• [Problem]: Repeat all the records exactly, omitting pictures.

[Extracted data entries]

+++

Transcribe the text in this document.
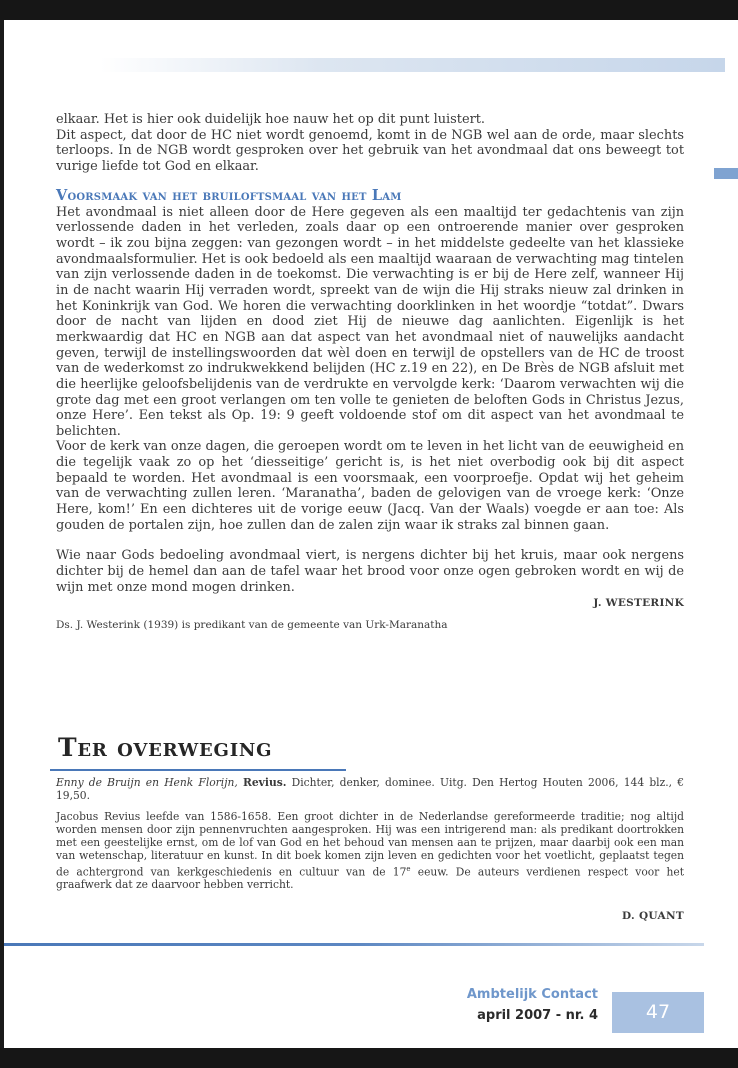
elkaar. Het is hier ook duidelijk hoe nauw het op dit punt luistert.

Dit aspect, dat door de HC niet wordt genoemd, komt in de NGB wel aan de orde, maar slechts terloops. In de NGB wordt gesproken over het gebruik van het avondmaal dat ons beweegt tot vurige liefde tot God en elkaar.

Voorsmaak van het bruiloftsmaal van het Lam

Het avondmaal is niet alleen door de Here gegeven als een maaltijd ter gedachtenis van zijn verlossende daden in het verleden, zoals daar op een ontroerende manier over gesproken wordt – ik zou bijna zeggen: van gezongen wordt – in het middelste gedeelte van het klassieke avondmaalsformulier. Het is ook bedoeld als een maaltijd waaraan de verwachting mag tintelen van zijn verlossende daden in de toekomst. Die verwachting is er bij de Here zelf, wanneer Hij in de nacht waarin Hij verraden wordt, spreekt van de wijn die Hij straks nieuw zal drinken in het Koninkrijk van God. We horen die verwachting doorklinken in het woordje “totdat”. Dwars door de nacht van lijden en dood ziet Hij de nieuwe dag aanlichten. Eigenlijk is het merkwaardig dat HC en NGB aan dat aspect van het avondmaal niet of nauwelijks aandacht geven, terwijl de instellingswoorden dat wèl doen en terwijl de opstellers van de HC de troost van de wederkomst zo indrukwekkend belijden (HC z.19 en 22), en De Brès de NGB afsluit met die heerlijke geloofsbelijdenis van de verdrukte en vervolgde kerk: ‘Daarom verwachten wij die grote dag met een groot verlangen om ten volle te genieten de beloften Gods in Christus Jezus, onze Here’. Een tekst als Op. 19: 9 geeft voldoende stof om dit aspect van het avondmaal te belichten.

Voor de kerk van onze dagen, die geroepen wordt om te leven in het licht van de eeuwigheid en die tegelijk vaak zo op het ‘diesseitige’ gericht is, is het niet overbodig ook bij dit aspect bepaald te worden. Het avondmaal is een voorsmaak, een voorproefje. Opdat wij het geheim van de verwachting zullen leren. ‘Maranatha’, baden de gelovigen van de vroege kerk: ‘Onze Here, kom!’ En een dichteres uit de vorige eeuw (Jacq. Van der Waals) voegde er aan toe: Als gouden de portalen zijn, hoe zullen dan de zalen zijn waar ik straks zal binnen gaan.

Wie naar Gods bedoeling avondmaal viert, is nergens dichter bij het kruis, maar ook nergens dichter bij de hemel dan aan de tafel waar het brood voor onze ogen gebroken wordt en wij de wijn met onze mond mogen drinken.

J. WESTERINK

Ds. J. Westerink (1939) is predikant van de gemeente van Urk-Maranatha

Ter overweging

Enny de Bruijn en Henk Florijn, Revius. Dichter, denker, dominee. Uitg. Den Hertog Houten 2006, 144 blz., € 19,50.

Jacobus Revius leefde van 1586-1658. Een groot dichter in de Nederlandse gereformeerde traditie; nog altijd worden mensen door zijn pennenvruchten aangesproken. Hij was een intrigerend man: als predikant doortrokken met een geestelijke ernst, om de lof van God en het behoud van mensen aan te prijzen, maar daarbij ook een man van wetenschap, literatuur en kunst. In dit boek komen zijn leven en gedichten voor het voetlicht, geplaatst tegen de achtergrond van kerkgeschiedenis en cultuur van de 17e eeuw. De auteurs verdienen respect voor het graafwerk dat ze daarvoor hebben verricht.

D. QUANT

Ambtelijk Contact

april 2007 - nr. 4	47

+++

• [Worked answer]:
Transcribe the text in this document.
elkaar. Het is hier ook duidelijk hoe nauw het op dit punt luistert.

Dit aspect, dat door de HC niet wordt genoemd, komt in de NGB wel aan de orde, maar slechts terloops. In de NGB wordt gesproken over het gebruik van het avondmaal dat ons beweegt tot vurige liefde tot God en elkaar.

Voorsmaak van het bruiloftsmaal van het Lam

Het avondmaal is niet alleen door de Here gegeven als een maaltijd ter gedachtenis van zijn verlossende daden in het verleden, zoals daar op een ontroerende manier over gesproken wordt – ik zou bijna zeggen: van gezongen wordt – in het middelste gedeelte van het klassieke avondmaalsformulier. Het is ook bedoeld als een maaltijd waaraan de verwachting mag tintelen van zijn verlossende daden in de toekomst. Die verwachting is er bij de Here zelf, wanneer Hij in de nacht waarin Hij verraden wordt, spreekt van de wijn die Hij straks nieuw zal drinken in het Koninkrijk van God. We horen die verwachting doorklinken in het woordje “totdat”. Dwars door de nacht van lijden en dood ziet Hij de nieuwe dag aanlichten. Eigenlijk is het merkwaardig dat HC en NGB aan dat aspect van het avondmaal niet of nauwelijks aandacht geven, terwijl de instellingswoorden dat wèl doen en terwijl de opstellers van de HC de troost van de wederkomst zo indrukwekkend belijden (HC z.19 en 22), en De Brès de NGB afsluit met die heerlijke geloofsbelijdenis van de verdrukte en vervolgde kerk: ‘Daarom verwachten wij die grote dag met een groot verlangen om ten volle te genieten de beloften Gods in Christus Jezus, onze Here’. Een tekst als Op. 19: 9 geeft voldoende stof om dit aspect van het avondmaal te belichten.

Voor de kerk van onze dagen, die geroepen wordt om te leven in het licht van de eeuwigheid en die tegelijk vaak zo op het ‘diesseitige’ gericht is, is het niet overbodig ook bij dit aspect bepaald te worden. Het avondmaal is een voorsmaak, een voorproefje. Opdat wij het geheim van de verwachting zullen leren. ‘Maranatha’, baden de gelovigen van de vroege kerk: ‘Onze Here, kom!’ En een dichteres uit de vorige eeuw (Jacq. Van der Waals) voegde er aan toe: Als gouden de portalen zijn, hoe zullen dan de zalen zijn waar ik straks zal binnen gaan.

Wie naar Gods bedoeling avondmaal viert, is nergens dichter bij het kruis, maar ook nergens dichter bij de hemel dan aan de tafel waar het brood voor onze ogen gebroken wordt en wij de wijn met onze mond mogen drinken.

J. WESTERINK

Ds. J. Westerink (1939) is predikant van de gemeente van Urk-Maranatha

Ter overweging

Enny de Bruijn en Henk Florijn, Revius. Dichter, denker, dominee. Uitg. Den Hertog Houten 2006, 144 blz., € 19,50.

Jacobus Revius leefde van 1586-1658. Een groot dichter in de Nederlandse gereformeerde traditie; nog altijd worden mensen door zijn pennenvruchten aangesproken. Hij was een intrigerend man: als predikant doortrokken met een geestelijke ernst, om de lof van God en het behoud van mensen aan te prijzen, maar daarbij ook een man van wetenschap, literatuur en kunst. In dit boek komen zijn leven en gedichten voor het voetlicht, geplaatst tegen de achtergrond van kerkgeschiedenis en cultuur van de 17e eeuw. De auteurs verdienen respect voor het graafwerk dat ze daarvoor hebben verricht.

D. QUANT

Ambtelijk Contact

april 2007 - nr. 4	47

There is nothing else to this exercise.